OBJECTIVE
Every line that contains the word "type" should be copied.

[Extracted data entries]
- - - -

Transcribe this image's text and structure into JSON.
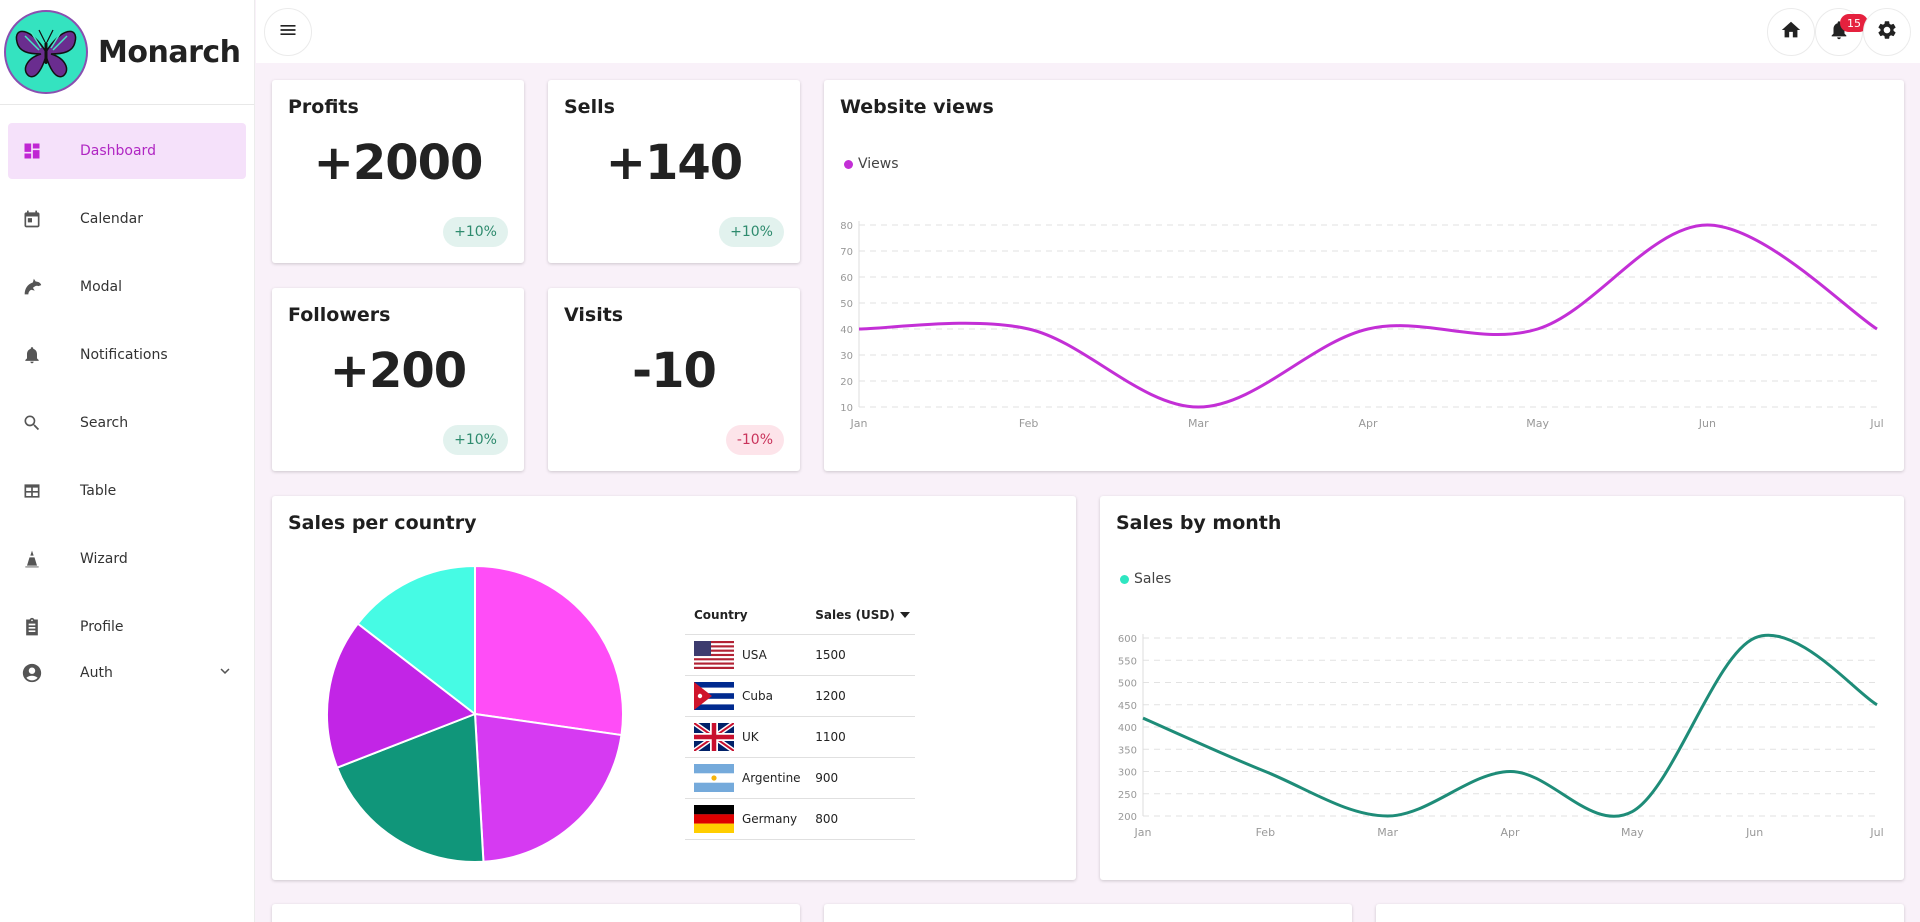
{
  "brand": {
    "name": "Monarch"
  },
  "sidebar": {
    "items": [
      {
        "label": "Dashboard",
        "icon": "dashboard-icon"
      },
      {
        "label": "Calendar",
        "icon": "calendar-icon"
      },
      {
        "label": "Modal",
        "icon": "dolphin-icon"
      },
      {
        "label": "Notifications",
        "icon": "bell-icon"
      },
      {
        "label": "Search",
        "icon": "search-icon"
      },
      {
        "label": "Table",
        "icon": "table-icon"
      },
      {
        "label": "Wizard",
        "icon": "wizard-icon"
      },
      {
        "label": "Profile",
        "icon": "clipboard-icon"
      },
      {
        "label": "Auth",
        "icon": "account-circle-icon"
      }
    ]
  },
  "topbar": {
    "notification_count": "15"
  },
  "stats": [
    {
      "title": "Profits",
      "value": "+2000",
      "change": "+10%"
    },
    {
      "title": "Sells",
      "value": "+140",
      "change": "+10%"
    },
    {
      "title": "Followers",
      "value": "+200",
      "change": "+10%"
    },
    {
      "title": "Visits",
      "value": "-10",
      "change": "-10%"
    }
  ],
  "website_views": {
    "title": "Website views",
    "legend": "Views"
  },
  "sales_country": {
    "title": "Sales per country",
    "headers": {
      "country": "Country",
      "sales": "Sales (USD)"
    },
    "rows": [
      {
        "country": "USA",
        "sales": "1500"
      },
      {
        "country": "Cuba",
        "sales": "1200"
      },
      {
        "country": "UK",
        "sales": "1100"
      },
      {
        "country": "Argentine",
        "sales": "900"
      },
      {
        "country": "Germany",
        "sales": "800"
      }
    ]
  },
  "sales_month": {
    "title": "Sales by month",
    "legend": "Sales"
  },
  "colors": {
    "accent": "#c026d3",
    "views_line": "#c32fd6",
    "sales_line": "#1e8c78",
    "pie": [
      "#ff4df7",
      "#d63af2",
      "#10967a",
      "#c225e6",
      "#46fbe4"
    ]
  },
  "chart_data": [
    {
      "type": "line",
      "title": "Website views",
      "categories": [
        "Jan",
        "Feb",
        "Mar",
        "Apr",
        "May",
        "Jun",
        "Jul"
      ],
      "series": [
        {
          "name": "Views",
          "values": [
            40,
            40,
            10,
            40,
            40,
            80,
            40
          ]
        }
      ],
      "yticks": [
        10,
        20,
        30,
        40,
        50,
        60,
        70,
        80
      ],
      "ylim": [
        10,
        80
      ]
    },
    {
      "type": "line",
      "title": "Sales by month",
      "categories": [
        "Jan",
        "Feb",
        "Mar",
        "Apr",
        "May",
        "Jun",
        "Jul"
      ],
      "series": [
        {
          "name": "Sales",
          "values": [
            420,
            300,
            200,
            300,
            210,
            600,
            450
          ]
        }
      ],
      "yticks": [
        200,
        250,
        300,
        350,
        400,
        450,
        500,
        550,
        600
      ],
      "ylim": [
        200,
        600
      ]
    },
    {
      "type": "pie",
      "title": "Sales per country",
      "categories": [
        "USA",
        "Cuba",
        "UK",
        "Argentine",
        "Germany"
      ],
      "values": [
        1500,
        1200,
        1100,
        900,
        800
      ]
    }
  ]
}
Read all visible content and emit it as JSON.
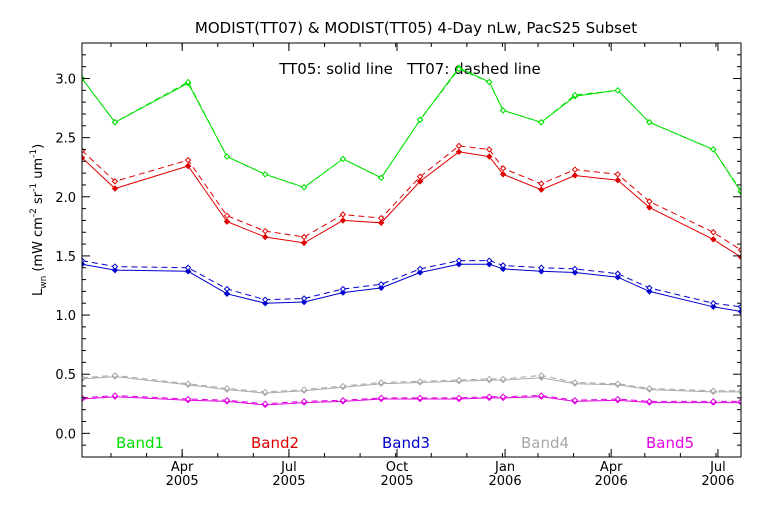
{
  "chart_data": {
    "type": "line",
    "title": "MODIST(TT07) & MODIST(TT05) 4-Day nLw, PacS25 Subset",
    "annotation": "TT05: solid line   TT07: dashed line",
    "ylabel_main": "L",
    "ylabel_sub": "wn",
    "ylabel_unit": "(mW cm",
    "ylabel_exp1": "-2",
    "ylabel_mid": " sr",
    "ylabel_exp2": "-1",
    "ylabel_tail": " um",
    "ylabel_exp3": "-1",
    "ylabel_close": ")",
    "ylim": [
      -0.2,
      3.3
    ],
    "xlim": [
      0,
      100
    ],
    "y_ticks": [
      "0.0",
      "0.5",
      "1.0",
      "1.5",
      "2.0",
      "2.5",
      "3.0"
    ],
    "x_ticks": [
      {
        "x": 15.2,
        "month": "Apr",
        "year": "2005"
      },
      {
        "x": 31.4,
        "month": "Jul",
        "year": "2005"
      },
      {
        "x": 47.8,
        "month": "Oct",
        "year": "2005"
      },
      {
        "x": 64.2,
        "month": "Jan",
        "year": "2006"
      },
      {
        "x": 80.3,
        "month": "Apr",
        "year": "2006"
      },
      {
        "x": 96.5,
        "month": "Jul",
        "year": "2006"
      }
    ],
    "x": [
      0,
      5.0,
      16.1,
      22.0,
      27.8,
      33.7,
      39.6,
      45.4,
      51.3,
      57.2,
      61.8,
      63.9,
      69.7,
      74.8,
      81.3,
      86.1,
      95.8,
      100
    ],
    "series": [
      {
        "name": "Band1",
        "color": "#00e000",
        "solid": [
          3.0,
          2.63,
          2.96,
          2.34,
          2.19,
          2.08,
          2.32,
          2.16,
          2.65,
          3.09,
          2.97,
          2.73,
          2.63,
          2.85,
          2.9,
          2.63,
          2.4,
          2.04
        ],
        "dashed": [
          3.0,
          2.63,
          2.97,
          2.34,
          2.19,
          2.08,
          2.32,
          2.16,
          2.65,
          3.08,
          2.97,
          2.73,
          2.63,
          2.86,
          2.9,
          2.63,
          2.4,
          2.05
        ]
      },
      {
        "name": "Band2",
        "color": "#e00000",
        "solid": [
          2.33,
          2.07,
          2.26,
          1.79,
          1.66,
          1.61,
          1.8,
          1.78,
          2.13,
          2.38,
          2.34,
          2.19,
          2.06,
          2.18,
          2.14,
          1.91,
          1.64,
          1.49
        ],
        "dashed": [
          2.39,
          2.13,
          2.31,
          1.84,
          1.71,
          1.66,
          1.85,
          1.82,
          2.17,
          2.43,
          2.4,
          2.24,
          2.11,
          2.23,
          2.19,
          1.96,
          1.7,
          1.55
        ]
      },
      {
        "name": "Band3",
        "color": "#0000d0",
        "solid": [
          1.43,
          1.38,
          1.37,
          1.18,
          1.1,
          1.11,
          1.19,
          1.23,
          1.36,
          1.43,
          1.43,
          1.39,
          1.37,
          1.36,
          1.32,
          1.2,
          1.07,
          1.03
        ],
        "dashed": [
          1.46,
          1.41,
          1.4,
          1.22,
          1.13,
          1.14,
          1.22,
          1.26,
          1.39,
          1.46,
          1.46,
          1.42,
          1.4,
          1.39,
          1.35,
          1.23,
          1.1,
          1.07
        ]
      },
      {
        "name": "Band4",
        "color": "#a8a8a8",
        "solid": [
          0.46,
          0.48,
          0.41,
          0.37,
          0.34,
          0.36,
          0.39,
          0.42,
          0.43,
          0.44,
          0.45,
          0.45,
          0.47,
          0.42,
          0.41,
          0.37,
          0.35,
          0.35
        ],
        "dashed": [
          0.47,
          0.49,
          0.42,
          0.38,
          0.35,
          0.37,
          0.4,
          0.43,
          0.44,
          0.45,
          0.46,
          0.46,
          0.49,
          0.43,
          0.42,
          0.38,
          0.36,
          0.36
        ]
      },
      {
        "name": "Band5",
        "color": "#e000e0",
        "solid": [
          0.29,
          0.31,
          0.28,
          0.27,
          0.24,
          0.26,
          0.27,
          0.29,
          0.29,
          0.29,
          0.3,
          0.3,
          0.31,
          0.27,
          0.28,
          0.26,
          0.26,
          0.26
        ],
        "dashed": [
          0.3,
          0.32,
          0.29,
          0.28,
          0.25,
          0.27,
          0.28,
          0.3,
          0.3,
          0.3,
          0.31,
          0.31,
          0.32,
          0.28,
          0.29,
          0.27,
          0.27,
          0.27
        ]
      }
    ],
    "grid": false,
    "legend": "bottom, inside plot, one label per band"
  }
}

- - - -

FULL OUTPUT
      "type": "line",
      "type": "line",
      "type": "pie",
    "type": "line",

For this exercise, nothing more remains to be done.